┌────────
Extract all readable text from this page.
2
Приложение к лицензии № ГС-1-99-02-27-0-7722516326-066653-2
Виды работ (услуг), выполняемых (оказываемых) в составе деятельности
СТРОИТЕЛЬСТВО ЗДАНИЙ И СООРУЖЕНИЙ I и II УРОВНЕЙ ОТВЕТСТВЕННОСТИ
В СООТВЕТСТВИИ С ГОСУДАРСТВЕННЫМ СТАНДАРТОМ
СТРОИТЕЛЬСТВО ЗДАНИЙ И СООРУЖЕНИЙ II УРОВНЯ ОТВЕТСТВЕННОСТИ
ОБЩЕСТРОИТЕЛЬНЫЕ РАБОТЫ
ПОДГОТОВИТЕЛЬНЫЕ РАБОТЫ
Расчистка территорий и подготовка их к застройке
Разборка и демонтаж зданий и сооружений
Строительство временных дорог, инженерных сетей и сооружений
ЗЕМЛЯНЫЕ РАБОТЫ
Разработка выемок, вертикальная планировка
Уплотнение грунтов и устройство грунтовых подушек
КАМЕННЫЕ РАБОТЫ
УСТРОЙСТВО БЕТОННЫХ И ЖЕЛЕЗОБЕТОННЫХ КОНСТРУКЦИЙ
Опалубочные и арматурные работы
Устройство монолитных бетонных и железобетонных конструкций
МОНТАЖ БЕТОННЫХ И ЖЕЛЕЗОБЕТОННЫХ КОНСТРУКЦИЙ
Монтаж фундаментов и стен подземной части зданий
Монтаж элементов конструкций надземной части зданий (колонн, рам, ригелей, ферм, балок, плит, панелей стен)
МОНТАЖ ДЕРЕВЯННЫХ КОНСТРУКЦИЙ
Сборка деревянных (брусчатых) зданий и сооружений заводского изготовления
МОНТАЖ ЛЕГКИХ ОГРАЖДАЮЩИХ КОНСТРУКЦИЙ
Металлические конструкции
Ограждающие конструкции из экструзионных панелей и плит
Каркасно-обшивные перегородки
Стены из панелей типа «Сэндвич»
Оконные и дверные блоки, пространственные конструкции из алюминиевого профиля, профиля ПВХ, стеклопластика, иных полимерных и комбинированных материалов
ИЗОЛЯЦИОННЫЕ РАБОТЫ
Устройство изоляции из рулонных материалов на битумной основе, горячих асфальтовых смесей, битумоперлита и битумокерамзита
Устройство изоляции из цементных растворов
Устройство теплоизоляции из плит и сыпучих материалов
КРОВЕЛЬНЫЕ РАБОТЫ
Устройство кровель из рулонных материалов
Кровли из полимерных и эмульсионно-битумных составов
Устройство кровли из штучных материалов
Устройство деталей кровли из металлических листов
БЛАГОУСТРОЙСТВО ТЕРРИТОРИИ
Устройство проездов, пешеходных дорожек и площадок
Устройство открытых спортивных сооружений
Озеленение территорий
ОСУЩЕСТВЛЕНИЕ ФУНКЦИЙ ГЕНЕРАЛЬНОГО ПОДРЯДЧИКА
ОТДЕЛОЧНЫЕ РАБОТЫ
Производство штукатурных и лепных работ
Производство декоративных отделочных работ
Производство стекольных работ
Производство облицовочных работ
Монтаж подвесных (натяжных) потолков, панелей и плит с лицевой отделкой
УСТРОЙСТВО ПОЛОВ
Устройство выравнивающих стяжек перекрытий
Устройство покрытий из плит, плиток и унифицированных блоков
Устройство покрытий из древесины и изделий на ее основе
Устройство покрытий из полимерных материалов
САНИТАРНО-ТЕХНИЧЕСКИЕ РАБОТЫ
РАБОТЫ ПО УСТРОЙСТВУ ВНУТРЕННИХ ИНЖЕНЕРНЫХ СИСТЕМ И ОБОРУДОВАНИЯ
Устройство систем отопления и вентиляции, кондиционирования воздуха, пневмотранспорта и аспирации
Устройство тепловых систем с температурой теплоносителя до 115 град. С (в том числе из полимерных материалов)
└────────
- _Set problem_: Write out every record shown above, word for word.

- _Answer_:
Extract all readable text from this page.
2
Приложение к лицензии № ГС-1-99-02-27-0-7722516326-066653-2
Виды работ (услуг), выполняемых (оказываемых) в составе деятельности
СТРОИТЕЛЬСТВО ЗДАНИЙ И СООРУЖЕНИЙ I и II УРОВНЕЙ ОТВЕТСТВЕННОСТИ
В СООТВЕТСТВИИ С ГОСУДАРСТВЕННЫМ СТАНДАРТОМ
СТРОИТЕЛЬСТВО ЗДАНИЙ И СООРУЖЕНИЙ II УРОВНЯ ОТВЕТСТВЕННОСТИ
ОБЩЕСТРОИТЕЛЬНЫЕ РАБОТЫ
ПОДГОТОВИТЕЛЬНЫЕ РАБОТЫ
Расчистка территорий и подготовка их к застройке
Разборка и демонтаж зданий и сооружений
Строительство временных дорог, инженерных сетей и сооружений
ЗЕМЛЯНЫЕ РАБОТЫ
Разработка выемок, вертикальная планировка
Уплотнение грунтов и устройство грунтовых подушек
КАМЕННЫЕ РАБОТЫ
УСТРОЙСТВО БЕТОННЫХ И ЖЕЛЕЗОБЕТОННЫХ КОНСТРУКЦИЙ
Опалубочные и арматурные работы
Устройство монолитных бетонных и железобетонных конструкций
МОНТАЖ БЕТОННЫХ И ЖЕЛЕЗОБЕТОННЫХ КОНСТРУКЦИЙ
Монтаж фундаментов и стен подземной части зданий
Монтаж элементов конструкций надземной части зданий (колонн, рам, ригелей, ферм, балок, плит, панелей стен)
МОНТАЖ ДЕРЕВЯННЫХ КОНСТРУКЦИЙ
Сборка деревянных (брусчатых) зданий и сооружений заводского изготовления
МОНТАЖ ЛЕГКИХ ОГРАЖДАЮЩИХ КОНСТРУКЦИЙ
Металлические конструкции
Ограждающие конструкции из экструзионных панелей и плит
Каркасно-обшивные перегородки
Стены из панелей типа «Сэндвич»
Оконные и дверные блоки, пространственные конструкции из алюминиевого профиля, профиля ПВХ, стеклопластика, иных полимерных и комбинированных материалов
ИЗОЛЯЦИОННЫЕ РАБОТЫ
Устройство изоляции из рулонных материалов на битумной основе, горячих асфальтовых смесей, битумоперлита и битумокерамзита
Устройство изоляции из цементных растворов
Устройство теплоизоляции из плит и сыпучих материалов
КРОВЕЛЬНЫЕ РАБОТЫ
Устройство кровель из рулонных материалов
Кровли из полимерных и эмульсионно-битумных составов
Устройство кровли из штучных материалов
Устройство деталей кровли из металлических листов
БЛАГОУСТРОЙСТВО ТЕРРИТОРИИ
Устройство проездов, пешеходных дорожек и площадок
Устройство открытых спортивных сооружений
Озеленение территорий
ОСУЩЕСТВЛЕНИЕ ФУНКЦИЙ ГЕНЕРАЛЬНОГО ПОДРЯДЧИКА
ОТДЕЛОЧНЫЕ РАБОТЫ
Производство штукатурных и лепных работ
Производство декоративных отделочных работ
Производство стекольных работ
Производство облицовочных работ
Монтаж подвесных (натяжных) потолков, панелей и плит с лицевой отделкой
УСТРОЙСТВО ПОЛОВ
Устройство выравнивающих стяжек перекрытий
Устройство покрытий из плит, плиток и унифицированных блоков
Устройство покрытий из древесины и изделий на ее основе
Устройство покрытий из полимерных материалов
САНИТАРНО-ТЕХНИЧЕСКИЕ РАБОТЫ
РАБОТЫ ПО УСТРОЙСТВУ ВНУТРЕННИХ ИНЖЕНЕРНЫХ СИСТЕМ И ОБОРУДОВАНИЯ
Устройство систем отопления и вентиляции, кондиционирования воздуха, пневмотранспорта и аспирации
Устройство тепловых систем с температурой теплоносителя до 115 град. С (в том числе из полимерных материалов)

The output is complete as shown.